**Job**
Print each of the records below again word for word, leaving every line unchanged.

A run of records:
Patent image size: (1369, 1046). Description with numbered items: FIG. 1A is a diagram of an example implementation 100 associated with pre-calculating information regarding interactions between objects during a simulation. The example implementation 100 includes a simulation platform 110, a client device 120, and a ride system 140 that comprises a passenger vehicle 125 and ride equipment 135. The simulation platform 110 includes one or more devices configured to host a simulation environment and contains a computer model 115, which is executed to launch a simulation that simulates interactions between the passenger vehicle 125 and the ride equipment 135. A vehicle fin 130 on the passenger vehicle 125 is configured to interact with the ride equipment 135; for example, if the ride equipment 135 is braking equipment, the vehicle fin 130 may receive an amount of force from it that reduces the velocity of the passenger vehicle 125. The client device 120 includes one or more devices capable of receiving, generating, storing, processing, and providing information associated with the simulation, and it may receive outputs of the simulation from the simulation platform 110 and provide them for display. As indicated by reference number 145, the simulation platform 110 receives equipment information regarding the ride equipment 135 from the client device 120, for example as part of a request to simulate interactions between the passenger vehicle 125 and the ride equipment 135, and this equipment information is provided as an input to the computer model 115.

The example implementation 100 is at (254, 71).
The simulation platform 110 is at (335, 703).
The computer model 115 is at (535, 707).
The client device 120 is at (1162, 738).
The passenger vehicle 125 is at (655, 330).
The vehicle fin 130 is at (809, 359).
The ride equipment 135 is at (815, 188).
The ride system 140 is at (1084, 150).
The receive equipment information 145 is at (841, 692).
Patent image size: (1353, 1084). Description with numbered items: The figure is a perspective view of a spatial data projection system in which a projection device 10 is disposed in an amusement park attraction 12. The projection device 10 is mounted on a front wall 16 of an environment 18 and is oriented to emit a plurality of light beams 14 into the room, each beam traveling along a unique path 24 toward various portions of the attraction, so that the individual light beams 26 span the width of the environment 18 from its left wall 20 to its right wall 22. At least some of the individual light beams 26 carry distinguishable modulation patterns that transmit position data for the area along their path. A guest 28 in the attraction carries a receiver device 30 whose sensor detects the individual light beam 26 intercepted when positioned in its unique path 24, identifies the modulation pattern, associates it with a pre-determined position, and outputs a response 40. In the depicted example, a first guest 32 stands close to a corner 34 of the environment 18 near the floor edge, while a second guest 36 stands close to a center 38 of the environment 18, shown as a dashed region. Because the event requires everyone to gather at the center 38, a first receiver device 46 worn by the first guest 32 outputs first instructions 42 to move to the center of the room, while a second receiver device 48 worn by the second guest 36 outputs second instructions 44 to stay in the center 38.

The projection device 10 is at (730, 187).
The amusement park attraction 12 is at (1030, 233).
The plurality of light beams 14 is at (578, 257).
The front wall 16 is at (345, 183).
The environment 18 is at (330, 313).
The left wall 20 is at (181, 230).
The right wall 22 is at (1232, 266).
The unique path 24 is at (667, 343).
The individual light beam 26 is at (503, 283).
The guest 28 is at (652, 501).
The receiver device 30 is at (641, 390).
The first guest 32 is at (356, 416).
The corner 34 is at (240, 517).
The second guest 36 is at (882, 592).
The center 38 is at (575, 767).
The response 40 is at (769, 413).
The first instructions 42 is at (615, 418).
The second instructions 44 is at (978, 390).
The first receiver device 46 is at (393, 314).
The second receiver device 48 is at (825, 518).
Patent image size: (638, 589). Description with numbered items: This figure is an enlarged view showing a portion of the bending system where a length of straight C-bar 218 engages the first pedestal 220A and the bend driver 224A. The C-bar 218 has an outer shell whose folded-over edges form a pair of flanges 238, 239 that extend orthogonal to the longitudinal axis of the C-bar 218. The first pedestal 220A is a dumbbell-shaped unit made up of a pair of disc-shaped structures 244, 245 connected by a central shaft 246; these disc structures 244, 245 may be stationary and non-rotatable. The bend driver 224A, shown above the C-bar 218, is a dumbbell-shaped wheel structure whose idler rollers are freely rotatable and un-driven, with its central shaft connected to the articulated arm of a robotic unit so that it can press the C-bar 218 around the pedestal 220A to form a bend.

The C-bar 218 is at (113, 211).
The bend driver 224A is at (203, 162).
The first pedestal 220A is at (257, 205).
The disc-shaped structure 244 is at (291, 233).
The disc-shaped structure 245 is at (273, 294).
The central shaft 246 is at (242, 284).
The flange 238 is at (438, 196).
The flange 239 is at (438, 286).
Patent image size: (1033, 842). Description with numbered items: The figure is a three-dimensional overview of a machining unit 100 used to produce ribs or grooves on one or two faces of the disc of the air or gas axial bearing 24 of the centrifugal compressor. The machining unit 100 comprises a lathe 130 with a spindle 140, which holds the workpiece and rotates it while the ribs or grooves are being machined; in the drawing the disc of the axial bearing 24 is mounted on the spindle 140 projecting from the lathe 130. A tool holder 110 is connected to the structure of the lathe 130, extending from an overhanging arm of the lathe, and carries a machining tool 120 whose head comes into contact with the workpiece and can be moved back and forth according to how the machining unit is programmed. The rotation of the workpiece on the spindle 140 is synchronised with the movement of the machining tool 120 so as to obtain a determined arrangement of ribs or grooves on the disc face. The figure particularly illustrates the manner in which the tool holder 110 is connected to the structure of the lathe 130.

**Final result**
Patent image size: (1369, 1046). Description with numbered items: FIG. 1A is a diagram of an example implementation 100 associated with pre-calculating information regarding interactions between objects during a simulation. The example implementation 100 includes a simulation platform 110, a client device 120, and a ride system 140 that comprises a passenger vehicle 125 and ride equipment 135. The simulation platform 110 includes one or more devices configured to host a simulation environment and contains a computer model 115, which is executed to launch a simulation that simulates interactions between the passenger vehicle 125 and the ride equipment 135. A vehicle fin 130 on the passenger vehicle 125 is configured to interact with the ride equipment 135; for example, if the ride equipment 135 is braking equipment, the vehicle fin 130 may receive an amount of force from it that reduces the velocity of the passenger vehicle 125. The client device 120 includes one or more devices capable of receiving, generating, storing, processing, and providing information associated with the simulation, and it may receive outputs of the simulation from the simulation platform 110 and provide them for display. As indicated by reference number 145, the simulation platform 110 receives equipment information regarding the ride equipment 135 from the client device 120, for example as part of a request to simulate interactions between the passenger vehicle 125 and the ride equipment 135, and this equipment information is provided as an input to the computer model 115.

The example implementation 100 is at (254, 71).
The simulation platform 110 is at (335, 703).
The computer model 115 is at (535, 707).
The client device 120 is at (1162, 738).
The passenger vehicle 125 is at (655, 330).
The vehicle fin 130 is at (809, 359).
The ride equipment 135 is at (815, 188).
The ride system 140 is at (1084, 150).
The receive equipment information 145 is at (841, 692).
Patent image size: (1353, 1084). Description with numbered items: The figure is a perspective view of a spatial data projection system in which a projection device 10 is disposed in an amusement park attraction 12. The projection device 10 is mounted on a front wall 16 of an environment 18 and is oriented to emit a plurality of light beams 14 into the room, each beam traveling along a unique path 24 toward various portions of the attraction, so that the individual light beams 26 span the width of the environment 18 from its left wall 20 to its right wall 22. At least some of the individual light beams 26 carry distinguishable modulation patterns that transmit position data for the area along their path. A guest 28 in the attraction carries a receiver device 30 whose sensor detects the individual light beam 26 intercepted when positioned in its unique path 24, identifies the modulation pattern, associates it with a pre-determined position, and outputs a response 40. In the depicted example, a first guest 32 stands close to a corner 34 of the environment 18 near the floor edge, while a second guest 36 stands close to a center 38 of the environment 18, shown as a dashed region. Because the event requires everyone to gather at the center 38, a first receiver device 46 worn by the first guest 32 outputs first instructions 42 to move to the center of the room, while a second receiver device 48 worn by the second guest 36 outputs second instructions 44 to stay in the center 38.

The projection device 10 is at (730, 187).
The amusement park attraction 12 is at (1030, 233).
The plurality of light beams 14 is at (578, 257).
The front wall 16 is at (345, 183).
The environment 18 is at (330, 313).
The left wall 20 is at (181, 230).
The right wall 22 is at (1232, 266).
The unique path 24 is at (667, 343).
The individual light beam 26 is at (503, 283).
The guest 28 is at (652, 501).
The receiver device 30 is at (641, 390).
The first guest 32 is at (356, 416).
The corner 34 is at (240, 517).
The second guest 36 is at (882, 592).
The center 38 is at (575, 767).
The response 40 is at (769, 413).
The first instructions 42 is at (615, 418).
The second instructions 44 is at (978, 390).
The first receiver device 46 is at (393, 314).
The second receiver device 48 is at (825, 518).
Patent image size: (638, 589). Description with numbered items: This figure is an enlarged view showing a portion of the bending system where a length of straight C-bar 218 engages the first pedestal 220A and the bend driver 224A. The C-bar 218 has an outer shell whose folded-over edges form a pair of flanges 238, 239 that extend orthogonal to the longitudinal axis of the C-bar 218. The first pedestal 220A is a dumbbell-shaped unit made up of a pair of disc-shaped structures 244, 245 connected by a central shaft 246; these disc structures 244, 245 may be stationary and non-rotatable. The bend driver 224A, shown above the C-bar 218, is a dumbbell-shaped wheel structure whose idler rollers are freely rotatable and un-driven, with its central shaft connected to the articulated arm of a robotic unit so that it can press the C-bar 218 around the pedestal 220A to form a bend.

The C-bar 218 is at (113, 211).
The bend driver 224A is at (203, 162).
The first pedestal 220A is at (257, 205).
The disc-shaped structure 244 is at (291, 233).
The disc-shaped structure 245 is at (273, 294).
The central shaft 246 is at (242, 284).
The flange 238 is at (438, 196).
The flange 239 is at (438, 286).
Patent image size: (1033, 842). Description with numbered items: The figure is a three-dimensional overview of a machining unit 100 used to produce ribs or grooves on one or two faces of the disc of the air or gas axial bearing 24 of the centrifugal compressor. The machining unit 100 comprises a lathe 130 with a spindle 140, which holds the workpiece and rotates it while the ribs or grooves are being machined; in the drawing the disc of the axial bearing 24 is mounted on the spindle 140 projecting from the lathe 130. A tool holder 110 is connected to the structure of the lathe 130, extending from an overhanging arm of the lathe, and carries a machining tool 120 whose head comes into contact with the workpiece and can be moved back and forth according to how the machining unit is programmed. The rotation of the workpiece on the spindle 140 is synchronised with the movement of the machining tool 120 so as to obtain a determined arrangement of ribs or grooves on the disc face. The figure particularly illustrates the manner in which the tool holder 110 is connected to the structure of the lathe 130.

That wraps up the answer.